- **Exercise description**: Below are some records; reproduce every one of them exactly.

- **Data supplied**:

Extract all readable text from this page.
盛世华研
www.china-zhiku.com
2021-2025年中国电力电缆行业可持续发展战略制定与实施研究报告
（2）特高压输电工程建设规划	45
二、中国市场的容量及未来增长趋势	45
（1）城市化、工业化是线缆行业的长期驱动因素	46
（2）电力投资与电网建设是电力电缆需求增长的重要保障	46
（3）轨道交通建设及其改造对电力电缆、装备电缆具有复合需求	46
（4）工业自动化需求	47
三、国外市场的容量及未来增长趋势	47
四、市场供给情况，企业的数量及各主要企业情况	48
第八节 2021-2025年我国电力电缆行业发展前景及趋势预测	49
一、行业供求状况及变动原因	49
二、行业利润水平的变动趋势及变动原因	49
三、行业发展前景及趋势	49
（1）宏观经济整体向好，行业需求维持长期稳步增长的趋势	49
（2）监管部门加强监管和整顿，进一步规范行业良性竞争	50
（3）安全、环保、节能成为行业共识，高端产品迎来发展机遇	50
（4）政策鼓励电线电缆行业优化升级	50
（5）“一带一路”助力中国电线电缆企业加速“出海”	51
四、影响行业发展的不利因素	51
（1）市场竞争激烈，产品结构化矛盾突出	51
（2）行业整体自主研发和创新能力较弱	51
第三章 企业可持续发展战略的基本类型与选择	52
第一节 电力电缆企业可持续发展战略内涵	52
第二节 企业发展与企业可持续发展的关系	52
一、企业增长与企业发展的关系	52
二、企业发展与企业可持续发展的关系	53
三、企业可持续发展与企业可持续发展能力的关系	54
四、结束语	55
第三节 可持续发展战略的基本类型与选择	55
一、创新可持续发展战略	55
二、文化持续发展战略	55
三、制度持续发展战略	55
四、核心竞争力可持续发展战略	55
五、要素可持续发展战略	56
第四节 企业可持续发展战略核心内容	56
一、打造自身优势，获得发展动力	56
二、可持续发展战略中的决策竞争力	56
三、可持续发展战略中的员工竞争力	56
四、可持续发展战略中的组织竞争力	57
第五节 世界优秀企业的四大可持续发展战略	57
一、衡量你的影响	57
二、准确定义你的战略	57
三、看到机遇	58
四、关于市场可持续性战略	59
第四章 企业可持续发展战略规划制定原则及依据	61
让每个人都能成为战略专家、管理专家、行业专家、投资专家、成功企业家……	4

- **Response to the exercise**:
Extract all readable text from this page.
盛世华研
www.china-zhiku.com
2021-2025年中国电力电缆行业可持续发展战略制定与实施研究报告
（2）特高压输电工程建设规划	45
二、中国市场的容量及未来增长趋势	45
（1）城市化、工业化是线缆行业的长期驱动因素	46
（2）电力投资与电网建设是电力电缆需求增长的重要保障	46
（3）轨道交通建设及其改造对电力电缆、装备电缆具有复合需求	46
（4）工业自动化需求	47
三、国外市场的容量及未来增长趋势	47
四、市场供给情况，企业的数量及各主要企业情况	48
第八节 2021-2025年我国电力电缆行业发展前景及趋势预测	49
一、行业供求状况及变动原因	49
二、行业利润水平的变动趋势及变动原因	49
三、行业发展前景及趋势	49
（1）宏观经济整体向好，行业需求维持长期稳步增长的趋势	49
（2）监管部门加强监管和整顿，进一步规范行业良性竞争	50
（3）安全、环保、节能成为行业共识，高端产品迎来发展机遇	50
（4）政策鼓励电线电缆行业优化升级	50
（5）“一带一路”助力中国电线电缆企业加速“出海”	51
四、影响行业发展的不利因素	51
（1）市场竞争激烈，产品结构化矛盾突出	51
（2）行业整体自主研发和创新能力较弱	51
第三章 企业可持续发展战略的基本类型与选择	52
第一节 电力电缆企业可持续发展战略内涵	52
第二节 企业发展与企业可持续发展的关系	52
一、企业增长与企业发展的关系	52
二、企业发展与企业可持续发展的关系	53
三、企业可持续发展与企业可持续发展能力的关系	54
四、结束语	55
第三节 可持续发展战略的基本类型与选择	55
一、创新可持续发展战略	55
二、文化持续发展战略	55
三、制度持续发展战略	55
四、核心竞争力可持续发展战略	55
五、要素可持续发展战略	56
第四节 企业可持续发展战略核心内容	56
一、打造自身优势，获得发展动力	56
二、可持续发展战略中的决策竞争力	56
三、可持续发展战略中的员工竞争力	56
四、可持续发展战略中的组织竞争力	57
第五节 世界优秀企业的四大可持续发展战略	57
一、衡量你的影响	57
二、准确定义你的战略	57
三、看到机遇	58
四、关于市场可持续性战略	59
第四章 企业可持续发展战略规划制定原则及依据	61
让每个人都能成为战略专家、管理专家、行业专家、投资专家、成功企业家……	4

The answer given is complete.